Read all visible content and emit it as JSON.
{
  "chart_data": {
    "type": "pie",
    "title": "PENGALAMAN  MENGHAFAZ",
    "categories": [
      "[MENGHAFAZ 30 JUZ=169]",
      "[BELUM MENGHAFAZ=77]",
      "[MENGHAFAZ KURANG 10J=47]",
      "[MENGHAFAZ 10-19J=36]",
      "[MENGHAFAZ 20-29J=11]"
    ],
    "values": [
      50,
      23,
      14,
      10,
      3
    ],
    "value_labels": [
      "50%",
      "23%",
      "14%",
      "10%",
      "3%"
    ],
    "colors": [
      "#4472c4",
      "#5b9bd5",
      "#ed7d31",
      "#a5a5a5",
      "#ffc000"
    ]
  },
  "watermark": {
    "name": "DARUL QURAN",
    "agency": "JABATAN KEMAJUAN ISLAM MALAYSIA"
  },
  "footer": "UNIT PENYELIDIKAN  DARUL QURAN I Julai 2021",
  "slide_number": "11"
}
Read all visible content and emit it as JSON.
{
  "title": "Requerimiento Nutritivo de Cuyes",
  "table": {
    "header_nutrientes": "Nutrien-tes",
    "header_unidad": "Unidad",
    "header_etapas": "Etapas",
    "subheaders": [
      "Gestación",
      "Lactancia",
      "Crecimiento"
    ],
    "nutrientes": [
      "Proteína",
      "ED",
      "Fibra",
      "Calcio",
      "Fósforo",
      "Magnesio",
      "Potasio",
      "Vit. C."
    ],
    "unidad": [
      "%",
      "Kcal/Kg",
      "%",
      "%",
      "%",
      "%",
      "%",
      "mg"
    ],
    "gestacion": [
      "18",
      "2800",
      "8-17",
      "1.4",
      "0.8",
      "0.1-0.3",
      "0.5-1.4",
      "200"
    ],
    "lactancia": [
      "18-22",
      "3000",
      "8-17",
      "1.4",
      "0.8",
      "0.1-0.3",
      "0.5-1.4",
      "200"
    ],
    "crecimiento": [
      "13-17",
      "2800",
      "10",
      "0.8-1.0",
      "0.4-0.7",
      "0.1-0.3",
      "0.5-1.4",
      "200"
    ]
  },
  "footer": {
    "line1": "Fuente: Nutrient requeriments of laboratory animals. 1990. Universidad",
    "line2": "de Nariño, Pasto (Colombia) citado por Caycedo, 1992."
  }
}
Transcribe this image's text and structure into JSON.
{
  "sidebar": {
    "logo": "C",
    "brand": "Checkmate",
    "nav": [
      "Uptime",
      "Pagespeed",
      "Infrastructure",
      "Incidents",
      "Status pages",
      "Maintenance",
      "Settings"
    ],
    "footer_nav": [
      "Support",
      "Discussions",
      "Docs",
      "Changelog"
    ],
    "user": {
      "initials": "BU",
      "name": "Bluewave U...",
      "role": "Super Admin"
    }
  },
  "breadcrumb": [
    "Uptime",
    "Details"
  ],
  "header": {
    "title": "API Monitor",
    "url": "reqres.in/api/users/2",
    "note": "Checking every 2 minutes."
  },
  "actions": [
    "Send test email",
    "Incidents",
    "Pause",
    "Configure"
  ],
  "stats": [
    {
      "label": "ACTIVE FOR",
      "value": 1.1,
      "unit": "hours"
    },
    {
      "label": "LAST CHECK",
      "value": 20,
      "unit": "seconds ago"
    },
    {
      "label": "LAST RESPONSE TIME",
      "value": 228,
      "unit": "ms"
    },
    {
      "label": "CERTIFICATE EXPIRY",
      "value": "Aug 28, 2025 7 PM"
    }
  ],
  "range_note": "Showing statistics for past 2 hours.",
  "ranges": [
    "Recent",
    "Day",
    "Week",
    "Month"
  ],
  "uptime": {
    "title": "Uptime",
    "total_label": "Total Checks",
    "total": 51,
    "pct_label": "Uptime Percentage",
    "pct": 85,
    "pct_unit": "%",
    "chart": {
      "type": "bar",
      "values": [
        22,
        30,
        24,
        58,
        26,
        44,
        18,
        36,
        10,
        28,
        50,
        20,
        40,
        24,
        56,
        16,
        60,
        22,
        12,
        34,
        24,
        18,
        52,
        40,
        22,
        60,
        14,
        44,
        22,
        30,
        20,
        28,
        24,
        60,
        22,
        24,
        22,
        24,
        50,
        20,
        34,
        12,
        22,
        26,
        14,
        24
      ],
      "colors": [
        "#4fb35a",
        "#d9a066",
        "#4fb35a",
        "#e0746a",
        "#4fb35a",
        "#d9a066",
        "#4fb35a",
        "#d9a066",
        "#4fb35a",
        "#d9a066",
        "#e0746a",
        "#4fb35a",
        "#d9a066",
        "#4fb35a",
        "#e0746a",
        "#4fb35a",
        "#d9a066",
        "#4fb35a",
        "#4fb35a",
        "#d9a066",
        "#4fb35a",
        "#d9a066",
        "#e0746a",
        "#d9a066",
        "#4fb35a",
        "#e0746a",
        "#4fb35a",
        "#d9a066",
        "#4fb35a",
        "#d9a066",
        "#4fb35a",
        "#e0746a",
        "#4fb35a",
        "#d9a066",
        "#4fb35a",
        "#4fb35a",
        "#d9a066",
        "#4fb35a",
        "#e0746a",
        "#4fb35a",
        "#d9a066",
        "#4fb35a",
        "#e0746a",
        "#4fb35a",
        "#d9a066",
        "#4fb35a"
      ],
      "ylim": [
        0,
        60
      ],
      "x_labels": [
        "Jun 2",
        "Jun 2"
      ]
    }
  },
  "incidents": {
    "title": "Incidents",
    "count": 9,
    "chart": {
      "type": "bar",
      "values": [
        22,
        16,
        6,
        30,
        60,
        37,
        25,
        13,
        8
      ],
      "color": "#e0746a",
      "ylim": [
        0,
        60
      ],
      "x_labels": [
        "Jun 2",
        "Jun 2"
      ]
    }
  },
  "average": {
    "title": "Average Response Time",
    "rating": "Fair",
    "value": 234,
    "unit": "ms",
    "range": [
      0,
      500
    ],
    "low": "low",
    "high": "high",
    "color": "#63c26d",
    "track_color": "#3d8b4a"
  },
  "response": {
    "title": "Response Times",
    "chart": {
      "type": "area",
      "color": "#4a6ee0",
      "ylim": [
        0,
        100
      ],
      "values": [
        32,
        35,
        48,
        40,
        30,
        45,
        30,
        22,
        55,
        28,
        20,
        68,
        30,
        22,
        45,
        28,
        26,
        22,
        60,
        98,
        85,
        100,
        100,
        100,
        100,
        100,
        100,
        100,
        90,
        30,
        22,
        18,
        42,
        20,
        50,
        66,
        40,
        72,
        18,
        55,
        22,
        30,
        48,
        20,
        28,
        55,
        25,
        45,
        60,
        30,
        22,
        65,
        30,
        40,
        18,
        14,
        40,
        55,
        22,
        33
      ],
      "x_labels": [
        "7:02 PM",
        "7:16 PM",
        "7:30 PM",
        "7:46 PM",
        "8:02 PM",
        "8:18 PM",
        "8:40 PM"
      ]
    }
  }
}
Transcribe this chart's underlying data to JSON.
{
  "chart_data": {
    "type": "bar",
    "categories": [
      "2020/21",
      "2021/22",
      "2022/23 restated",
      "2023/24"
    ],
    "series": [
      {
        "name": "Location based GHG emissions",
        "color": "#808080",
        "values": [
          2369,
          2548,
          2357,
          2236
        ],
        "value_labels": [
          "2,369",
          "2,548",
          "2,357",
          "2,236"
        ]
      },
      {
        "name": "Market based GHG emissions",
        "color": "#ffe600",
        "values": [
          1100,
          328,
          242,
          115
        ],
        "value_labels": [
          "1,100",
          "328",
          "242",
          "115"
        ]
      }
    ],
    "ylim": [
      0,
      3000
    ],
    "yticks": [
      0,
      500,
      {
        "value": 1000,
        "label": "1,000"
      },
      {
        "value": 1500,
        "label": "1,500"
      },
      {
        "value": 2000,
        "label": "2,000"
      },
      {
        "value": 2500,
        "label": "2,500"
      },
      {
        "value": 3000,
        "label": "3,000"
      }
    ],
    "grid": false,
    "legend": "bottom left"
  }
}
------------------------------------
■ What the task requires
Copy out the lines in which the string "QURAN" appears.

■ Task response
    "name": "DARUL QURAN",
  "footer": "UNIT PENYELIDIKAN  DARUL QURAN I Julai 2021",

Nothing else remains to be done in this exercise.